[Given task]
Give the number of lines in this listing that contain the word "icon", and nothing else.

Dataset records
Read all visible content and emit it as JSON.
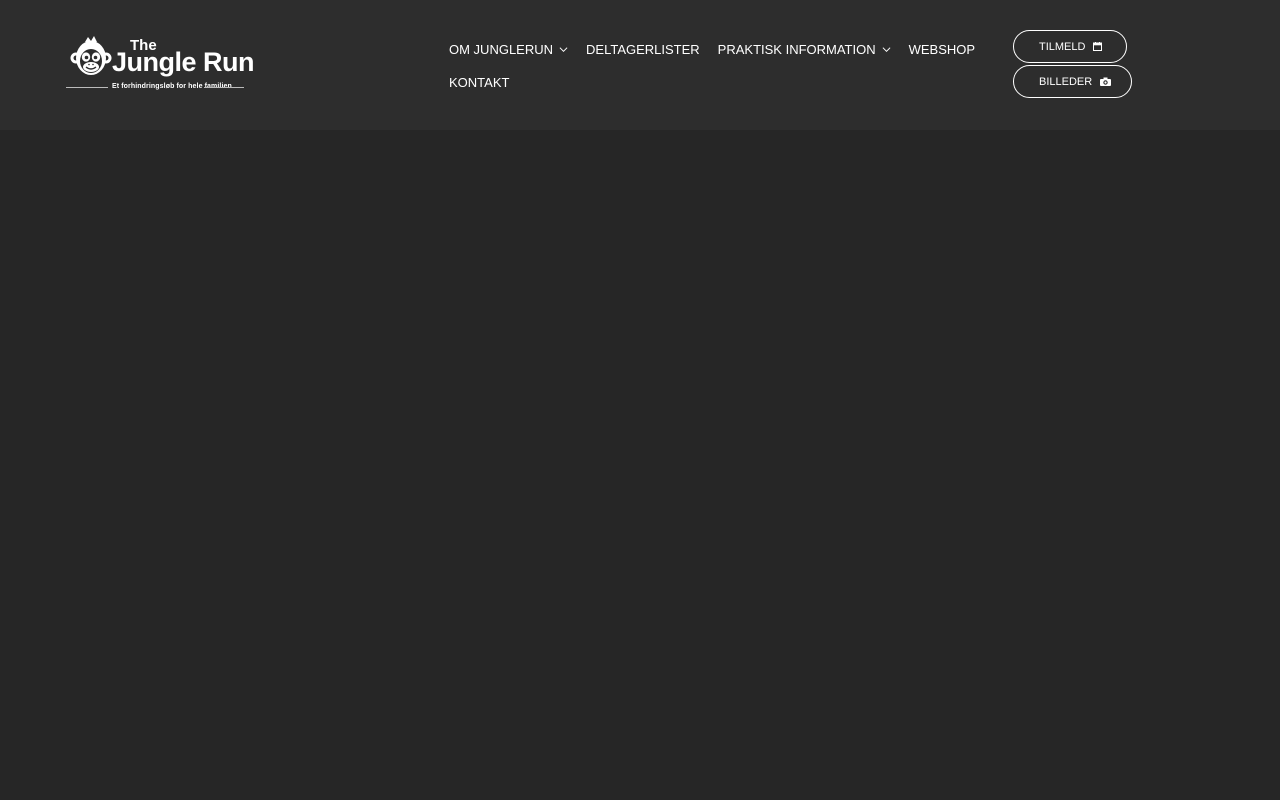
{
  "logo": {
    "the": "The",
    "name": "Jungle Run",
    "tagline": "Et forhindringsløb for hele familien",
    "icon": "monkey-icon"
  },
  "nav": {
    "items": [
      {
        "label": "OM JUNGLERUN",
        "dropdown": true
      },
      {
        "label": "DELTAGERLISTER",
        "dropdown": false
      },
      {
        "label": "PRAKTISK INFORMATION",
        "dropdown": true
      },
      {
        "label": "WEBSHOP",
        "dropdown": false
      },
      {
        "label": "KONTAKT",
        "dropdown": false
      }
    ]
  },
  "buttons": {
    "tilmeld": {
      "label": "TILMELD",
      "icon": "calendar-icon"
    },
    "billeder": {
      "label": "BILLEDER",
      "icon": "camera-icon"
    }
  },
  "colors": {
    "page_background": "#262626",
    "header_background": "#2d2d2d",
    "text": "#ffffff"
  }
}
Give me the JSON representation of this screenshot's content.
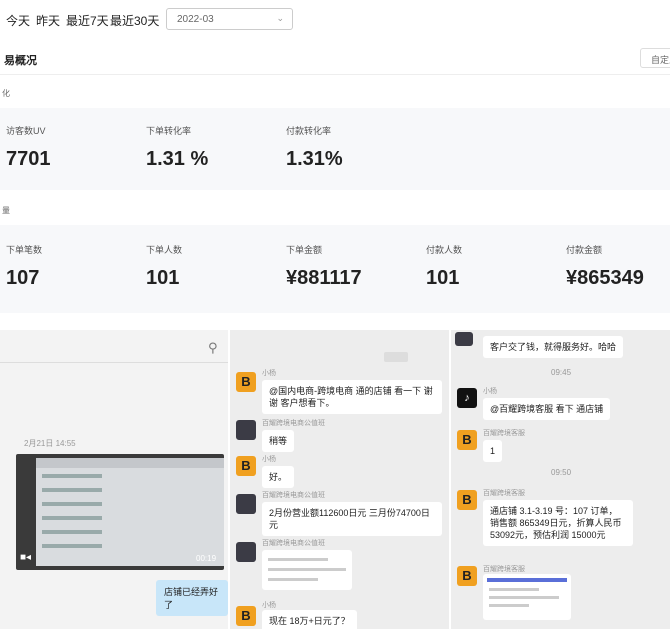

[Output below]
3